▶ [Some records]:
----
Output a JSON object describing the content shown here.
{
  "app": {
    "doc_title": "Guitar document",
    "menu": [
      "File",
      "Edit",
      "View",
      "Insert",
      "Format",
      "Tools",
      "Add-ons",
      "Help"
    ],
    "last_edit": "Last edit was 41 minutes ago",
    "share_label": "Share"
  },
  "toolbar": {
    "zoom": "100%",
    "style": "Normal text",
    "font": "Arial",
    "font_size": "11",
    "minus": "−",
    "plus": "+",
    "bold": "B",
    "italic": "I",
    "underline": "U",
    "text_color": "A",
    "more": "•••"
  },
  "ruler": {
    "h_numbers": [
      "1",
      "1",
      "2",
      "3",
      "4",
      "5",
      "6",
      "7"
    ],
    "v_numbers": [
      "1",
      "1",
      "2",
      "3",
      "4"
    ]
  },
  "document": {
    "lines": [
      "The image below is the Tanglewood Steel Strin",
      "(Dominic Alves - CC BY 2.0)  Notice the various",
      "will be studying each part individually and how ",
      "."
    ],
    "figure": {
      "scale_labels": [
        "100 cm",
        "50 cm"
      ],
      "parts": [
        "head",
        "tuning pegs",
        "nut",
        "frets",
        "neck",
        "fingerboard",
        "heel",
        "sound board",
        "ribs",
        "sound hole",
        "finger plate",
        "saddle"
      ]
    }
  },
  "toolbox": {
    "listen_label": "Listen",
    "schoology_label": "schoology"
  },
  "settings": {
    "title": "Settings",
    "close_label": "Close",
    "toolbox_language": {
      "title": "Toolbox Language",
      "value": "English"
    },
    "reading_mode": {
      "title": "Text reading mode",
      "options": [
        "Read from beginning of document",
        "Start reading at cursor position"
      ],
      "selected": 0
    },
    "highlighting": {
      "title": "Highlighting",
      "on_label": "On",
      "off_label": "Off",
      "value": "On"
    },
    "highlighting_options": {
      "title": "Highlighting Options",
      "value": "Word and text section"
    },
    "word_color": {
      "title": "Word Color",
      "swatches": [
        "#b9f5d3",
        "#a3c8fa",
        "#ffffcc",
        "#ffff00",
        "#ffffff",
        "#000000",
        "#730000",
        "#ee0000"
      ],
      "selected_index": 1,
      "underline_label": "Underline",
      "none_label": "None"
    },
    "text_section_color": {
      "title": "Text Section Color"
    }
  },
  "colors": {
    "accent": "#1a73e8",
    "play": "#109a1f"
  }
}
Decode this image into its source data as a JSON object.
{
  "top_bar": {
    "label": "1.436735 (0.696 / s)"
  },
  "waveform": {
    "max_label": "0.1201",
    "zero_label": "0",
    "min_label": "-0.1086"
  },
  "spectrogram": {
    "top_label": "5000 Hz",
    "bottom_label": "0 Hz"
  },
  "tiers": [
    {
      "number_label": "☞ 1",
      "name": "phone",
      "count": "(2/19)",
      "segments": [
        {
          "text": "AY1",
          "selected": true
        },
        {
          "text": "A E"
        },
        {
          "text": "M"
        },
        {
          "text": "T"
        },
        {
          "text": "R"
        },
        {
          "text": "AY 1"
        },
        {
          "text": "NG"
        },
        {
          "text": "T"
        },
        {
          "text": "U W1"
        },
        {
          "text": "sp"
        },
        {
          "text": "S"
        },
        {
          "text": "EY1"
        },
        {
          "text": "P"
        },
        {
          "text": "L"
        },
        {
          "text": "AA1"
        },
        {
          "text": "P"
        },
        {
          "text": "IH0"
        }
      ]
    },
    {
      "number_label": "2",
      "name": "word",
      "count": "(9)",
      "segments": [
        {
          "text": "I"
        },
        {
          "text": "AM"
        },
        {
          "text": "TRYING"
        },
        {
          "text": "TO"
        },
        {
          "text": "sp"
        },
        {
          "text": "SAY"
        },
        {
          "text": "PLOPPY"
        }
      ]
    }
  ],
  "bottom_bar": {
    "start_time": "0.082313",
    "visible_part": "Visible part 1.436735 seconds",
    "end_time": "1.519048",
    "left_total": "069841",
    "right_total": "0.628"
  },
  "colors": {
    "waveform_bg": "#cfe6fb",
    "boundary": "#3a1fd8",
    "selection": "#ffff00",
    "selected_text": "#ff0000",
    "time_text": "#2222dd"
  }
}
----
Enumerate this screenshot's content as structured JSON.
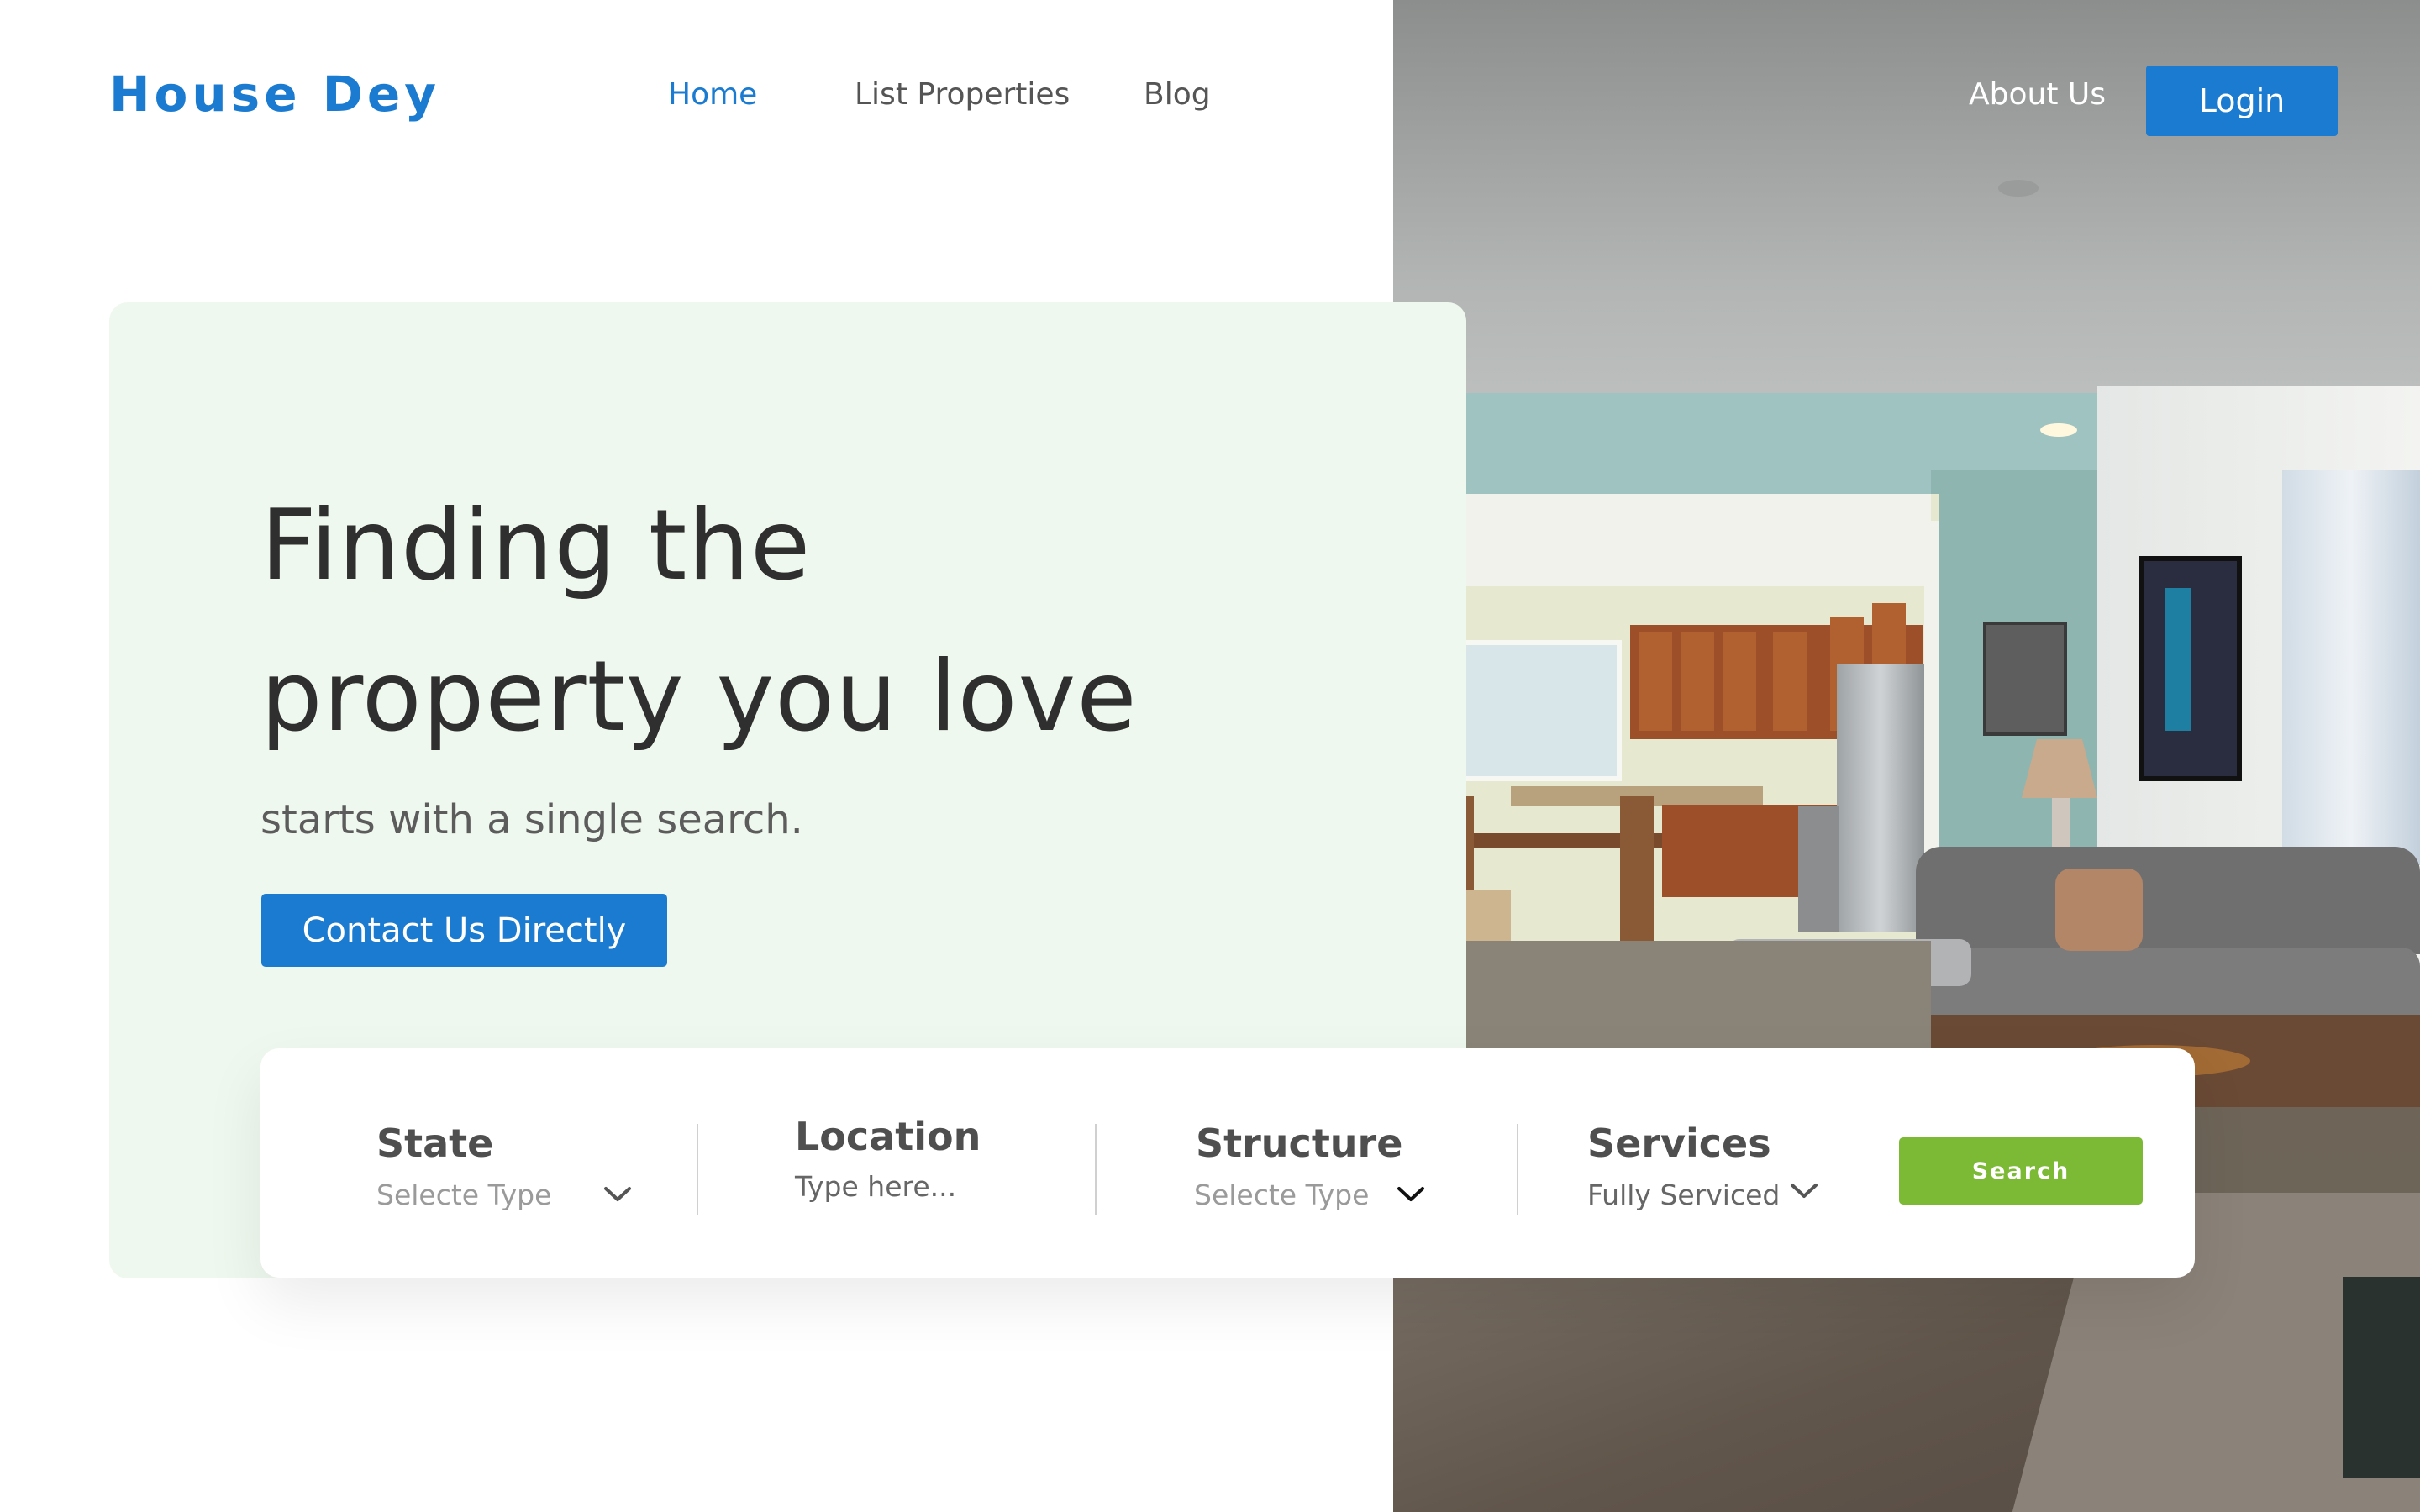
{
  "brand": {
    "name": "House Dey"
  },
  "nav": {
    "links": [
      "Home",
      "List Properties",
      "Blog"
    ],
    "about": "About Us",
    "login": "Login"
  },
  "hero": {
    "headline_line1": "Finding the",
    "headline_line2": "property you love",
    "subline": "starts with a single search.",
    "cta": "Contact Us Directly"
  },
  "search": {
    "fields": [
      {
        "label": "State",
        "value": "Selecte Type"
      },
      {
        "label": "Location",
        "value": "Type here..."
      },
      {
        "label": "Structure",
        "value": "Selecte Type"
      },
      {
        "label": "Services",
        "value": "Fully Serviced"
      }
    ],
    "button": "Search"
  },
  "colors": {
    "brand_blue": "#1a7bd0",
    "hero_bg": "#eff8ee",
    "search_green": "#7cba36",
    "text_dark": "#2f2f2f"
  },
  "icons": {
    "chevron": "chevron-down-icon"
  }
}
----
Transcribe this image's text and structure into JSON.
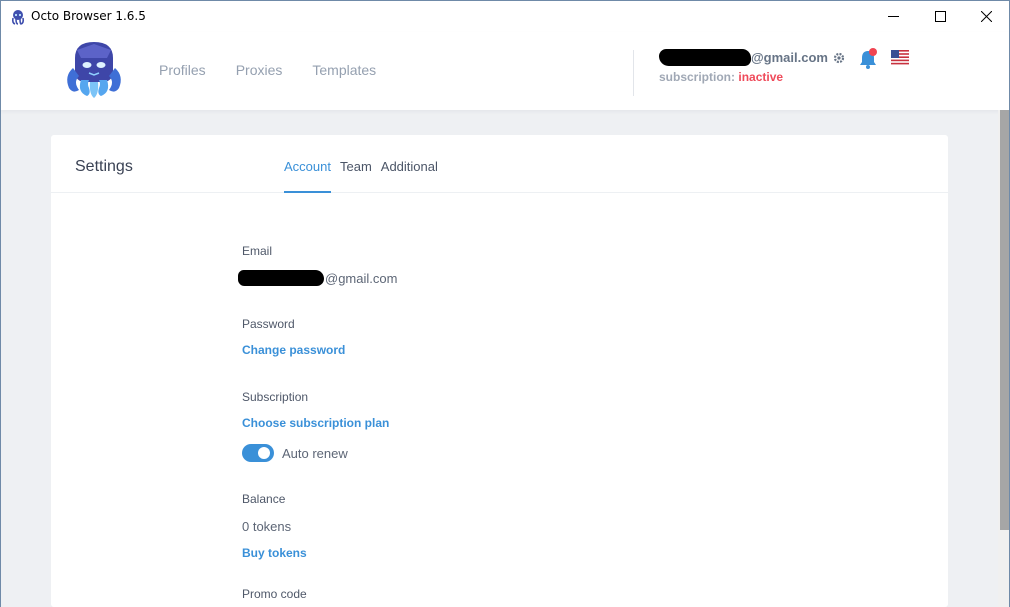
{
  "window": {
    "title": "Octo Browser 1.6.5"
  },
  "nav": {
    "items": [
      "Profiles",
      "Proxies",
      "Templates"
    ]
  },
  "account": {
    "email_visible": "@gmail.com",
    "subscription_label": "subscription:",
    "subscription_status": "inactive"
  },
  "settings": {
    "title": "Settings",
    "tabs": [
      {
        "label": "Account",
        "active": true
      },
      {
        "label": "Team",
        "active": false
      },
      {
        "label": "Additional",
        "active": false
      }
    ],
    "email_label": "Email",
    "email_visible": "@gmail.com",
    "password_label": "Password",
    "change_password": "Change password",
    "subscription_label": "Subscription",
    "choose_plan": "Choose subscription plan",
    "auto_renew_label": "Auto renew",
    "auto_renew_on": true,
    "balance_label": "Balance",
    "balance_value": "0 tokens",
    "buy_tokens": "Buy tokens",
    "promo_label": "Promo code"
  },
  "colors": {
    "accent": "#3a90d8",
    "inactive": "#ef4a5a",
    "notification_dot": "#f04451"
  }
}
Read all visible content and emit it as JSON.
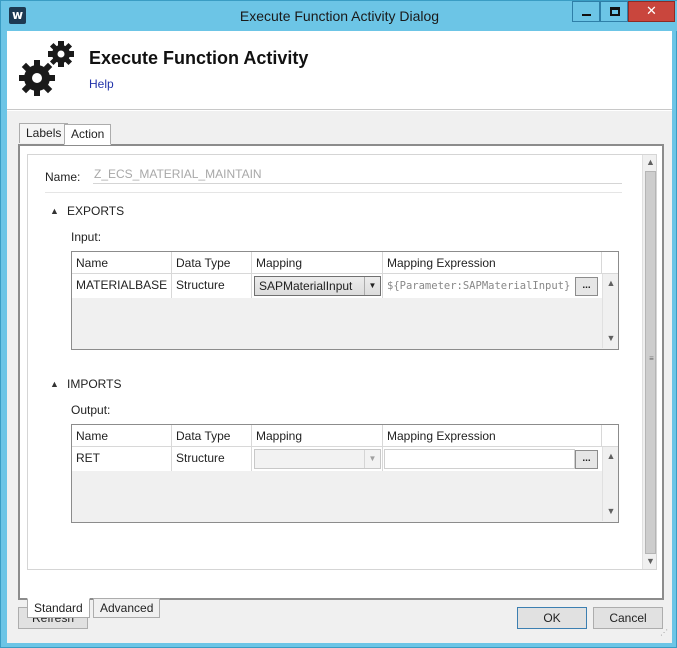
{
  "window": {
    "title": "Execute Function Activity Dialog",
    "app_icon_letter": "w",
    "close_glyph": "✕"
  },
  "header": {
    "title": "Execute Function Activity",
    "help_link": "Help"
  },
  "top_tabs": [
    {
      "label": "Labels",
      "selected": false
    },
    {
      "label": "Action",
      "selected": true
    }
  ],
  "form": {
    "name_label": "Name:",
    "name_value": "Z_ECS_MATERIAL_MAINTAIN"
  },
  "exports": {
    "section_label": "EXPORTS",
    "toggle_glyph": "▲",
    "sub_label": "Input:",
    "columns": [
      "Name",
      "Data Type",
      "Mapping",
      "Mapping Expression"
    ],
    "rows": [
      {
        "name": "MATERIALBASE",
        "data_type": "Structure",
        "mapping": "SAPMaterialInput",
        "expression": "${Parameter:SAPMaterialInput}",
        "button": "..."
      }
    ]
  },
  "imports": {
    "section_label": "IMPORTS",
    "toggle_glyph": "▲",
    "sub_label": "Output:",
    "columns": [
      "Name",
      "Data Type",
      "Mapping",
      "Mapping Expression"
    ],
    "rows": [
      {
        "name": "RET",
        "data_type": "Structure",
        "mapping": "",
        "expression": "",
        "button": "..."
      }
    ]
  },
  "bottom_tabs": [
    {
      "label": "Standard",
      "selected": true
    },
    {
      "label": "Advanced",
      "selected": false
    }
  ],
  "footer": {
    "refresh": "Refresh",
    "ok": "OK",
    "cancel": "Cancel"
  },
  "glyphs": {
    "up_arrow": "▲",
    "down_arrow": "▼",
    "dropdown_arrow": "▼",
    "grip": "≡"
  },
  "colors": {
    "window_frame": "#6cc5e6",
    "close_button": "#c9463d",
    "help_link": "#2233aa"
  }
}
----
▶ [Short exercise]:
Using the listing above, list every line in which the string "image" occurs.

▶ [Reply]:
      "The image below is the Tanglewood Steel Strin",
Decode this image into its source data as a JSON object.
Transcribe this image's text and structure into JSON.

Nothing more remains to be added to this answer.